> _Exercise instructions_
Reproduce all of the data below without alteration; exclude every picture.

> _Dataset records_
□ □ □ □ □
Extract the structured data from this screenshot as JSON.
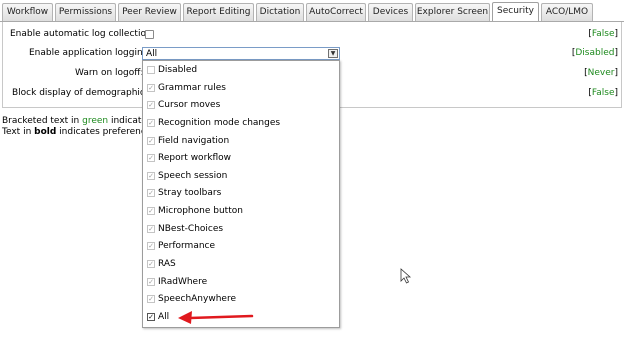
{
  "tabs": [
    "Workflow",
    "Permissions",
    "Peer Review",
    "Report Editing",
    "Dictation",
    "AutoCorrect",
    "Devices",
    "Explorer Screen",
    "Security",
    "ACO/LMO"
  ],
  "active_tab": "Security",
  "settings": {
    "log_collection": {
      "label": "Enable automatic log collection:",
      "value": "False"
    },
    "app_logging": {
      "label": "Enable application logging:",
      "selected": "All",
      "value": "Disabled"
    },
    "warn_logoff": {
      "label": "Warn on logoff:",
      "value": "Never"
    },
    "block_demographics": {
      "label": "Block display of demographics:",
      "value": "False"
    }
  },
  "dropdown_options": [
    {
      "label": "Disabled",
      "checked": false
    },
    {
      "label": "Grammar rules",
      "checked": true
    },
    {
      "label": "Cursor moves",
      "checked": true
    },
    {
      "label": "Recognition mode changes",
      "checked": true
    },
    {
      "label": "Field navigation",
      "checked": true
    },
    {
      "label": "Report workflow",
      "checked": true
    },
    {
      "label": "Speech session",
      "checked": true
    },
    {
      "label": "Stray toolbars",
      "checked": true
    },
    {
      "label": "Microphone button",
      "checked": true
    },
    {
      "label": "NBest-Choices",
      "checked": true
    },
    {
      "label": "Performance",
      "checked": true
    },
    {
      "label": "RAS",
      "checked": true
    },
    {
      "label": "IRadWhere",
      "checked": true
    },
    {
      "label": "SpeechAnywhere",
      "checked": true
    },
    {
      "label": "All",
      "checked": true
    }
  ],
  "footer": {
    "line1_prefix": "Bracketed text in ",
    "line1_green": "green",
    "line1_suffix": " indicates c",
    "line2_prefix": "Text in ",
    "line2_bold": "bold",
    "line2_suffix": " indicates preferences"
  },
  "colors": {
    "green_text": "#1e8a1e",
    "arrow": "#e0191e"
  },
  "icons": {
    "dropdown_button": "chevron-down-icon",
    "annotation_arrow": "red-arrow-icon",
    "mouse_cursor": "cursor-icon"
  }
}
□ □ □ □ □
> _Solution for this problem_
Extract the structured data from this screenshot as JSON.
{
  "tabs": [
    "Workflow",
    "Permissions",
    "Peer Review",
    "Report Editing",
    "Dictation",
    "AutoCorrect",
    "Devices",
    "Explorer Screen",
    "Security",
    "ACO/LMO"
  ],
  "active_tab": "Security",
  "settings": {
    "log_collection": {
      "label": "Enable automatic log collection:",
      "value": "False"
    },
    "app_logging": {
      "label": "Enable application logging:",
      "selected": "All",
      "value": "Disabled"
    },
    "warn_logoff": {
      "label": "Warn on logoff:",
      "value": "Never"
    },
    "block_demographics": {
      "label": "Block display of demographics:",
      "value": "False"
    }
  },
  "dropdown_options": [
    {
      "label": "Disabled",
      "checked": false
    },
    {
      "label": "Grammar rules",
      "checked": true
    },
    {
      "label": "Cursor moves",
      "checked": true
    },
    {
      "label": "Recognition mode changes",
      "checked": true
    },
    {
      "label": "Field navigation",
      "checked": true
    },
    {
      "label": "Report workflow",
      "checked": true
    },
    {
      "label": "Speech session",
      "checked": true
    },
    {
      "label": "Stray toolbars",
      "checked": true
    },
    {
      "label": "Microphone button",
      "checked": true
    },
    {
      "label": "NBest-Choices",
      "checked": true
    },
    {
      "label": "Performance",
      "checked": true
    },
    {
      "label": "RAS",
      "checked": true
    },
    {
      "label": "IRadWhere",
      "checked": true
    },
    {
      "label": "SpeechAnywhere",
      "checked": true
    },
    {
      "label": "All",
      "checked": true
    }
  ],
  "footer": {
    "line1_prefix": "Bracketed text in ",
    "line1_green": "green",
    "line1_suffix": " indicates c",
    "line2_prefix": "Text in ",
    "line2_bold": "bold",
    "line2_suffix": " indicates preferences"
  },
  "colors": {
    "green_text": "#1e8a1e",
    "arrow": "#e0191e"
  },
  "icons": {
    "dropdown_button": "chevron-down-icon",
    "annotation_arrow": "red-arrow-icon",
    "mouse_cursor": "cursor-icon"
  }
}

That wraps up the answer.